* _TEKS YANG DITAMPILKAN_:
• • • •

Legislasi, apabila dipahami sebagai islamisasi hukum melalui kekuatan politik, sebenarnya baru mengemuka pada masa dinasti Abbasiyah (mulai 140-an H/). Sebelumnya, hukum Islam tertanam melalui dakwah persuasif, pembentukan kultur dan penguatan masyarakat sipil. Tafsir agama yang bias gender, misalnya, tidak pernah berkembang menjadi legislasi formal. Ia hanya dianggap sebatas pandangan keagamaan ulama tertentu yang bisa diikuti dan bisa tidak, bahkan pada masanya bisa dikritisi oleh sejumlah ulama lain. Larangan perempuan keluar rumah, pergi ke mesjid, atau aktif di dunia politik-publik, yang disuarakan oleh sahabat seperti Ibn Umar dan Abu Hurairah, pada masanya dikritisi oleh isteri Nabi Aisyah dan Zubair bin Awwam. Bahkan Aisyah keluar memimpin perang unta melawan Ali bin Abi Thalib. Melihat demikian, Ibn Hazm pun, pada akhirnya menganggap bahwa hadis-hadis larangan sedemikian tidak valid untuk dijadikan referensi hukum. Orang yang pertama kali menawarkan ide legislasi syariat adalah Ibn al-Muqaffa’ (w. 145 H), orang Persia yang menjadi penasehat dan pembantu khalifah al-Mansur pada dinasti Abbasiyyah. Saat itu, ia merasa gundah dengan beragam pendapat dan pandangan keagamaan, serta keputusan hukum yang berkembang di seluruh wilayah pemerintahan. Ia menyarankan pembentukan kesatuan hukum syariat di bawah kendali khalifah, yang diberlakukan terhadap seluruh masyarakat. Ide ini diterima oleh Khalifah al-Mansur, tetapi ketika disosialisasikan ditolak oleh segenap elite masyarakat, terutama para ulama.

• • • •

* _BARIS TERSIMPAN_:
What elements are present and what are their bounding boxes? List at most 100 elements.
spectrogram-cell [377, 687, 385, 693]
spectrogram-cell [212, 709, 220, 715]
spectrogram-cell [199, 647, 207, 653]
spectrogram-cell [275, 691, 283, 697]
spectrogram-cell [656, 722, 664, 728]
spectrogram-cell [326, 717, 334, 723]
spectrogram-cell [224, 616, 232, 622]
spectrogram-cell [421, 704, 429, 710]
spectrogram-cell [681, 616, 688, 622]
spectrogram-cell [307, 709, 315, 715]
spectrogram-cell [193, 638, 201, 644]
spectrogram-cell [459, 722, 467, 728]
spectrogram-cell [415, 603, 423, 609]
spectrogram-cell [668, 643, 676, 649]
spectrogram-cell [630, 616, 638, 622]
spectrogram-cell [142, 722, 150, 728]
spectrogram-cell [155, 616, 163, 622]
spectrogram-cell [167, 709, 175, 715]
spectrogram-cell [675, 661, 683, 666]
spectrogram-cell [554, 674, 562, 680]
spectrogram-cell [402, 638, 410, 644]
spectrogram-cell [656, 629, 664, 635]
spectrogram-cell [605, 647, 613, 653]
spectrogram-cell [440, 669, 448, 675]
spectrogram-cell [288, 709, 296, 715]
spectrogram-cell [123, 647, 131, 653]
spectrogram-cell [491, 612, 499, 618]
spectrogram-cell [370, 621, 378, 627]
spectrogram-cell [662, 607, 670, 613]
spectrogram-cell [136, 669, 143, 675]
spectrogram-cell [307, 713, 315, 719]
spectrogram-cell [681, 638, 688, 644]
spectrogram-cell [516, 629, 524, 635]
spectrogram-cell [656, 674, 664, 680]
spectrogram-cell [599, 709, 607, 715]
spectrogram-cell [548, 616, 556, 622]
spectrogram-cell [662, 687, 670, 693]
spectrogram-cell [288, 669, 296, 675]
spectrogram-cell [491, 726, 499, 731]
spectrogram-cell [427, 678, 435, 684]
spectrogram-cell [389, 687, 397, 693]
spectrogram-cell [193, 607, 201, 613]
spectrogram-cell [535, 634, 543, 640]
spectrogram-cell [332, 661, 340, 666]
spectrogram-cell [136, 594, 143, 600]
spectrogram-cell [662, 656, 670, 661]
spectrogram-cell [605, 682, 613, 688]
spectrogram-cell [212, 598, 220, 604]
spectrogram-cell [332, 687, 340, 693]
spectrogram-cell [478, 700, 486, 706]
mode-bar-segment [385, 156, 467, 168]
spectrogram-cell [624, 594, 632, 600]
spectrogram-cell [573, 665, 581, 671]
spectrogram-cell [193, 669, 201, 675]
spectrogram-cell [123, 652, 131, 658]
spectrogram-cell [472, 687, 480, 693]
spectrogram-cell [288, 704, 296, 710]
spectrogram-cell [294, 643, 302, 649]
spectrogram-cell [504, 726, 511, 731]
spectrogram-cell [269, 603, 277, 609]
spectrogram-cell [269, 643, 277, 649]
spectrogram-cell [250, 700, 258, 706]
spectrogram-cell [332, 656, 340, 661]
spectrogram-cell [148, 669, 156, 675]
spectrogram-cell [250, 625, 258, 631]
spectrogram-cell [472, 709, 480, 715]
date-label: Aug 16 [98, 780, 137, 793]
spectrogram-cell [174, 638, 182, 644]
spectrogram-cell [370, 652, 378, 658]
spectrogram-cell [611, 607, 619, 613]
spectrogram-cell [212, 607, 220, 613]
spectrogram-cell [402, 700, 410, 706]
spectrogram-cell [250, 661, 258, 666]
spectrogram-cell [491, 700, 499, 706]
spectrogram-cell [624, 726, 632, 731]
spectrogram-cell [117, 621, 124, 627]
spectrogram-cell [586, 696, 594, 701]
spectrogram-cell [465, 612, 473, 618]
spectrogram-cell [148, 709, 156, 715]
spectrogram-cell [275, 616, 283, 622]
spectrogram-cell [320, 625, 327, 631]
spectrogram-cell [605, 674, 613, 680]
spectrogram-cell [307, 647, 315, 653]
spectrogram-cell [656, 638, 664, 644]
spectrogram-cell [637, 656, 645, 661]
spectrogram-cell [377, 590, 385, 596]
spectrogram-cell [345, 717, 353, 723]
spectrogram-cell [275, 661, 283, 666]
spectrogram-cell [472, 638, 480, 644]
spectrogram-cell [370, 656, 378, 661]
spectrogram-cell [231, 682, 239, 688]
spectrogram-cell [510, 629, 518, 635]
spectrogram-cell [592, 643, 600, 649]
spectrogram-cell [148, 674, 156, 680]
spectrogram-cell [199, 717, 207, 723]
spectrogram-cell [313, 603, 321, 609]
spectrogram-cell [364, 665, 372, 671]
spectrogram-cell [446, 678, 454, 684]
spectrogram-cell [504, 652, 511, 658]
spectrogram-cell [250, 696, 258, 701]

• • • •

* _TANTANGAN_:
Lanjutkan teks tentang sejarah legislasi hukum Islam, mulai tepat setelah kalimat terakhirnya.

* _JAWABAN TUGAS_:
Khalifah berikutnya Harun ar-Rashid juga membujuk para ulama mengenai penyatuan hukum, tetapi tetap ditolak. Ide legisalasi syariat, tidak terealisasi, sampai akhir masa dinasti Turki Usmani. Upaya beberapa penguasa, seperti Sultan Sulaiman al-Qanuni dari dinasti Turki Usmani dan Sultan Muhammad Awrangzeb dari India, hanya sebatas kompilasi jurispredensi yang bisa menjadi petunjuk bagi para hakim, tetapi tidak mengikat siapapun. Artinya, legislasi tetap tidak pernah mencapai realisasi di masyarakat muslim terdahulu. Dalam sejarah hukum Islam di Nusantara, ada catatan bahwa beberapa kitab fikih sempat dijadikan rujukan pembentukan hukum oleh beberapa penguasa kerajaan Melayu. Contohnya, undang-undang Malaka yang disusun masa sultan Muhammad (1442-1444).
Keengganan para ulama terdahulu terhadap segala upaya legislasi syariat di sebabkan beberapa hal. Pertama, kekhawatiran akan kesalahan hasil ijtihad yang akan dijadikan materi legislasi, karena kesalahan akan menjadi fatal apabila diikuti oleh seluruh umat Islam. Kedua , keengganan ulama akan pemaksaan semua orang terhadap satu pandangan syariat saja dari keragaman pandangan yang sudah ada, karena keragaman menyimpan kerahmatan. Ketiga, legislasi akan memaksa orang bertaqlid (mengikut pandangan orang lain) dan mematikan kreatifias penalaran hukum dan pemahaman terhadap teks-teks syariat. Keengganan ulama terdahulu terhadap upaya legislasi formal syariat, tidak berarti mereka tidak setuju penerapan hukum syariat. Syariat pada saat itu telah menjadi struktur kultur sosial masyarakat. Syariat dinamis menghadapi perubahan-perubahan yang berlaku dan terbuka untuk berinteraksi dengan pengalaman-pengalaman dari peradaban lain. Sehingga syariat muncul dengan penuh keragaman dan kekayaan pandangan. Masyarakat memiliki kebebasan untuk memilih dari pandangan-pandangan yang ada. Suasana demikian, justru akan sirna jika syariat dilegislasikan. Dan yang diuntungkan oleh legislasi hanya penguasa.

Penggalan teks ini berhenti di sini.